Available data:

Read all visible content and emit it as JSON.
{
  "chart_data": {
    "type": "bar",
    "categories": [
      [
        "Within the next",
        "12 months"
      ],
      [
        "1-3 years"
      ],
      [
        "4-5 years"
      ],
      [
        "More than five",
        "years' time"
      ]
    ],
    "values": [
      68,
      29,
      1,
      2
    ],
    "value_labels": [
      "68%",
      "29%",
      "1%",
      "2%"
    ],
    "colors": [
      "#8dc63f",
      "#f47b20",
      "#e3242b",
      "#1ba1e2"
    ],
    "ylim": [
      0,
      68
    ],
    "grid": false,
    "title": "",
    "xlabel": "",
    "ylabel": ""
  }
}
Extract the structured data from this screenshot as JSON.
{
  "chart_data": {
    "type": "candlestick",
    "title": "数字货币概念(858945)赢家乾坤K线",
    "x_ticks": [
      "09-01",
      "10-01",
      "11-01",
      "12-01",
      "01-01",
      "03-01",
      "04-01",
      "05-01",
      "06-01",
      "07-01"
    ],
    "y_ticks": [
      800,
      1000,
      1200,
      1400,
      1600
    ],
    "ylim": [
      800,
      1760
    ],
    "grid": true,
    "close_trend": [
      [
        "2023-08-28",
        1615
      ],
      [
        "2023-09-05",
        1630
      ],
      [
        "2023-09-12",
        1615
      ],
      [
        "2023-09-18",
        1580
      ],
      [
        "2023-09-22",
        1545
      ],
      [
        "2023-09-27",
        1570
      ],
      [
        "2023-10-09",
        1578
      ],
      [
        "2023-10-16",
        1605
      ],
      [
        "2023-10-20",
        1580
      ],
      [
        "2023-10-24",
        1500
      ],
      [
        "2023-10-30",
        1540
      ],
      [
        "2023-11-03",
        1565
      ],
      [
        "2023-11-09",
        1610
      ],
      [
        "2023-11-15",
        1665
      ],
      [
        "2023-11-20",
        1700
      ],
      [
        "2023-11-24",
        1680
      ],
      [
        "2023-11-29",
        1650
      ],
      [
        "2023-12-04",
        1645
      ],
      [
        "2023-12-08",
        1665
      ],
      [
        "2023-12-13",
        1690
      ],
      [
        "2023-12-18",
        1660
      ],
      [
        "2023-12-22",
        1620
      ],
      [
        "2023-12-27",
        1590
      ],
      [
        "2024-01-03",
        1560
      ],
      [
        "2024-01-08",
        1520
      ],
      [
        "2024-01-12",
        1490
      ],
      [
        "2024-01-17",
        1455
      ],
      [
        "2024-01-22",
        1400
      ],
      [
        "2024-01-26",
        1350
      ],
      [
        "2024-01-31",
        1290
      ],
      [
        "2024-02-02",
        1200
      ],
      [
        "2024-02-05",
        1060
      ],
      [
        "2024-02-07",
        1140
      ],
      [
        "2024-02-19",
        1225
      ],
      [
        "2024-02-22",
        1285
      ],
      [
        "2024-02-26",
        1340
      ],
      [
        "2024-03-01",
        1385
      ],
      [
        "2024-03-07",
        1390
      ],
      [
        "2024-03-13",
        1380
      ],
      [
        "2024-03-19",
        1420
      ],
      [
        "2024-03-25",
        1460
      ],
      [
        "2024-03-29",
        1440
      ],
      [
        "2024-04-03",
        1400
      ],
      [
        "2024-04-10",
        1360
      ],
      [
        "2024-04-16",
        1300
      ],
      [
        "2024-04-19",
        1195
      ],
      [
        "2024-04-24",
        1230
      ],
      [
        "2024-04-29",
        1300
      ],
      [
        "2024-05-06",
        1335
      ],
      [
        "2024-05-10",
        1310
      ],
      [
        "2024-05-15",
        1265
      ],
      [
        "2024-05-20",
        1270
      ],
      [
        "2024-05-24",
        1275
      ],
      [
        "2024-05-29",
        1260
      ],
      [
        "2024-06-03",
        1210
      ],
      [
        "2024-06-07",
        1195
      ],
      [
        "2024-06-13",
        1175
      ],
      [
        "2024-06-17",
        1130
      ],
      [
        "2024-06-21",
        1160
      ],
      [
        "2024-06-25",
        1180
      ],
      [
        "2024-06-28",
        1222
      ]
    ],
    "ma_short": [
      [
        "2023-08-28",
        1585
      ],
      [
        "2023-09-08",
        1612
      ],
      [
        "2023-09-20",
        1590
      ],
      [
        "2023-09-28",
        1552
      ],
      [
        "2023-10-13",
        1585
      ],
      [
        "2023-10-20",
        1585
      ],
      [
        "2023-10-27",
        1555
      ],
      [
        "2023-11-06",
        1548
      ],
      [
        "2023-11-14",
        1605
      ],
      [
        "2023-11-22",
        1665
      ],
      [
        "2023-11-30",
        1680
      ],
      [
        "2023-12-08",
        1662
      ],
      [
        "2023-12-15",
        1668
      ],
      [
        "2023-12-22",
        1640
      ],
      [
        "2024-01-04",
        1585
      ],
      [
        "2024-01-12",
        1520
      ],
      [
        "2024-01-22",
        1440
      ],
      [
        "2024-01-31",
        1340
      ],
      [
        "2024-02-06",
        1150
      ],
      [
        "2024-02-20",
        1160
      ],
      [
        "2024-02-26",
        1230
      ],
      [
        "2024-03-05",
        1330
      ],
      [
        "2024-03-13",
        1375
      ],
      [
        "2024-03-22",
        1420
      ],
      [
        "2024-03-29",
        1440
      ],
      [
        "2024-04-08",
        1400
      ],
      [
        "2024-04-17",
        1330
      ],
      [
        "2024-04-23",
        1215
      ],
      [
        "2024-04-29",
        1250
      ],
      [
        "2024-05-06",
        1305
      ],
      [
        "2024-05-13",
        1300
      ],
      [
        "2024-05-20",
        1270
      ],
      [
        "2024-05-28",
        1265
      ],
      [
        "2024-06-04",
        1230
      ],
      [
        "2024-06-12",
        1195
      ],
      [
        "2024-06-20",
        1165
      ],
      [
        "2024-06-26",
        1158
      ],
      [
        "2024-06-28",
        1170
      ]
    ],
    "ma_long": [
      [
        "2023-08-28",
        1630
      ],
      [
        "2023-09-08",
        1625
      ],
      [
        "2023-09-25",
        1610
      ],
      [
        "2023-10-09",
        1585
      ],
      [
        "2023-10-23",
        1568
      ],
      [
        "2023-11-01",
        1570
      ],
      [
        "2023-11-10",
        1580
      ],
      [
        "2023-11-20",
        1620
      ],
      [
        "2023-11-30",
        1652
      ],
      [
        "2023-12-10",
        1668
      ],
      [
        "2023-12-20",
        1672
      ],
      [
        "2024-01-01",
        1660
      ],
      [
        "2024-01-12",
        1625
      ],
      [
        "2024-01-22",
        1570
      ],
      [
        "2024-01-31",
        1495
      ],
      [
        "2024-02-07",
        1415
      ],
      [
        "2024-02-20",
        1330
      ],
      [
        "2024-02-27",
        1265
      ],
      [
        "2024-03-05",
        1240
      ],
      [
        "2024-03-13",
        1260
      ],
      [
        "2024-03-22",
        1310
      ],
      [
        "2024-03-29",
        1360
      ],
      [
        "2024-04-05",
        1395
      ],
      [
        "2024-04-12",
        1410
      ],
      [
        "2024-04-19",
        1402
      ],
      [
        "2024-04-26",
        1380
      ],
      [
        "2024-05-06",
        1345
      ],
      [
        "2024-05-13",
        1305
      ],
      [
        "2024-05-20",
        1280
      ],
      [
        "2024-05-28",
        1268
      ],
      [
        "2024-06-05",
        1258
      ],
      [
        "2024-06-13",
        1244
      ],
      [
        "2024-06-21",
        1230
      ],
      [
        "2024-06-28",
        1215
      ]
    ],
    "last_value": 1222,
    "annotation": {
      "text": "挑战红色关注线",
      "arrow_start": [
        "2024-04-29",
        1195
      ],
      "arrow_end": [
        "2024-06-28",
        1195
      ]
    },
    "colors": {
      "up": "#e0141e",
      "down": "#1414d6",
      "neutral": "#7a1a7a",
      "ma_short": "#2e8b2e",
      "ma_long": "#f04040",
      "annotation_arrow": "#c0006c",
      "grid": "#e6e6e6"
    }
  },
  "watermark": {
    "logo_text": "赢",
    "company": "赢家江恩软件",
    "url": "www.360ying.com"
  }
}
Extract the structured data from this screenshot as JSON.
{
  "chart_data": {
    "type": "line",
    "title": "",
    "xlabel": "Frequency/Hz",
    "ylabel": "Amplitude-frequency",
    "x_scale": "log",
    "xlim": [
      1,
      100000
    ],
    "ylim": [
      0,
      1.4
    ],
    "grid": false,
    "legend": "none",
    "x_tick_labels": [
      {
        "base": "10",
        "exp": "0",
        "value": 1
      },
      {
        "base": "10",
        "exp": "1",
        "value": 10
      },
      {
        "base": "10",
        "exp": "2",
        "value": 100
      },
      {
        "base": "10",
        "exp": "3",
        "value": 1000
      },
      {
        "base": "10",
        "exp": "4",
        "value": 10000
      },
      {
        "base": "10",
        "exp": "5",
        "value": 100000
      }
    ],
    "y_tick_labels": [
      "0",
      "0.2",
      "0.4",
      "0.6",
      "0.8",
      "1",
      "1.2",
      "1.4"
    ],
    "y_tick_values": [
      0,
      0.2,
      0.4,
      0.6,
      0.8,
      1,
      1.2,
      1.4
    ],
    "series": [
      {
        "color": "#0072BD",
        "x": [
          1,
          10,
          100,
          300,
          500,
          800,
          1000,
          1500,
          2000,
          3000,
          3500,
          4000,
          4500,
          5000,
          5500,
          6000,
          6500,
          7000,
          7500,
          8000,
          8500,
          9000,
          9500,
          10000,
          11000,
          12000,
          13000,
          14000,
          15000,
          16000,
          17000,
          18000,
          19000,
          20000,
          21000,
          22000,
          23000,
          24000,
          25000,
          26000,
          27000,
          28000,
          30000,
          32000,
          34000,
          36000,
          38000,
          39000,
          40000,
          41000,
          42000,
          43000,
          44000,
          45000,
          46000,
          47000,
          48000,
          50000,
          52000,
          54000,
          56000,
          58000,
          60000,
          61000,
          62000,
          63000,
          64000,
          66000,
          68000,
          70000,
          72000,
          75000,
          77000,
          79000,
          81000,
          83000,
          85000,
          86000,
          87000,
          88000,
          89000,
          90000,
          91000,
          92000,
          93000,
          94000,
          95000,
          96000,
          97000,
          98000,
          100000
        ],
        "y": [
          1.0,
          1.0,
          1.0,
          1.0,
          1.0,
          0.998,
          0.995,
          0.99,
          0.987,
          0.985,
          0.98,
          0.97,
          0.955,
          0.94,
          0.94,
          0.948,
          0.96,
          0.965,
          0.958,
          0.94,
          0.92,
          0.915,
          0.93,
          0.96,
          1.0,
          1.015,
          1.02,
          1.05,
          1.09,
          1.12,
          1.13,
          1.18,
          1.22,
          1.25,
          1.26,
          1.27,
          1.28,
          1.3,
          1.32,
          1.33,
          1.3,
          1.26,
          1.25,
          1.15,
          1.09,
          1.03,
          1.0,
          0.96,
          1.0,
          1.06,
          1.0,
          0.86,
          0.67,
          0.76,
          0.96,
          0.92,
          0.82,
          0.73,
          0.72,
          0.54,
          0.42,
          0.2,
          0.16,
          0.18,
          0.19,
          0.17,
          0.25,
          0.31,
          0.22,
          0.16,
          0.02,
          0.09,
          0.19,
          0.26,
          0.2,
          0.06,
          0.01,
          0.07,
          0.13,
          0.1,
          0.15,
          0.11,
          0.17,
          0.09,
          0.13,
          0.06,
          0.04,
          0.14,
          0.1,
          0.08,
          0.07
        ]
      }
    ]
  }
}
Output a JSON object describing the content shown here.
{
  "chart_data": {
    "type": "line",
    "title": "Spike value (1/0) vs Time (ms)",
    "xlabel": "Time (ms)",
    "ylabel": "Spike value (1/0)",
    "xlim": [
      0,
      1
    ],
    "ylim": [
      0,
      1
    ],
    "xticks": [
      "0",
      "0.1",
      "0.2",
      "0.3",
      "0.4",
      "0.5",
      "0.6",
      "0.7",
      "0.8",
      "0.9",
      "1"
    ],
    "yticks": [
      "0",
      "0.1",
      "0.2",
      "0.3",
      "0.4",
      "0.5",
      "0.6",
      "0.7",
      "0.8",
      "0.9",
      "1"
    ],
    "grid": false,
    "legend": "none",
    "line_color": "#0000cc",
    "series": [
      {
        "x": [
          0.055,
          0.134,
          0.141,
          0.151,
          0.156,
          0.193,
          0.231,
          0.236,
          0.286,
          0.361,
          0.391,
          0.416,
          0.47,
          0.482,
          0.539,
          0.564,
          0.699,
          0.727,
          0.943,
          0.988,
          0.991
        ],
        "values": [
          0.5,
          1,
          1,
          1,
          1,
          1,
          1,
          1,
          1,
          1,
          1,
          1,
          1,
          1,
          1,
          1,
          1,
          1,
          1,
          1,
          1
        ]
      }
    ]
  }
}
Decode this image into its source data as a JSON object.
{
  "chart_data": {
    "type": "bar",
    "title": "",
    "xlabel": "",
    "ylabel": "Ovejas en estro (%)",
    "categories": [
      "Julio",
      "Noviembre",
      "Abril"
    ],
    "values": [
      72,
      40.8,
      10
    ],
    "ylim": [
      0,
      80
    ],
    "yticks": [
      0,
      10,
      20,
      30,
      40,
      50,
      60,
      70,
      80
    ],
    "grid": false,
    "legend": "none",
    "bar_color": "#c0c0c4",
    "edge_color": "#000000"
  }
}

Exercise aim:
Filter the records for lines holding the string "Spike". Copy each one.

Finished answer:
    "title": "Spike value (1/0) vs Time (ms)",
    "ylabel": "Spike value (1/0)",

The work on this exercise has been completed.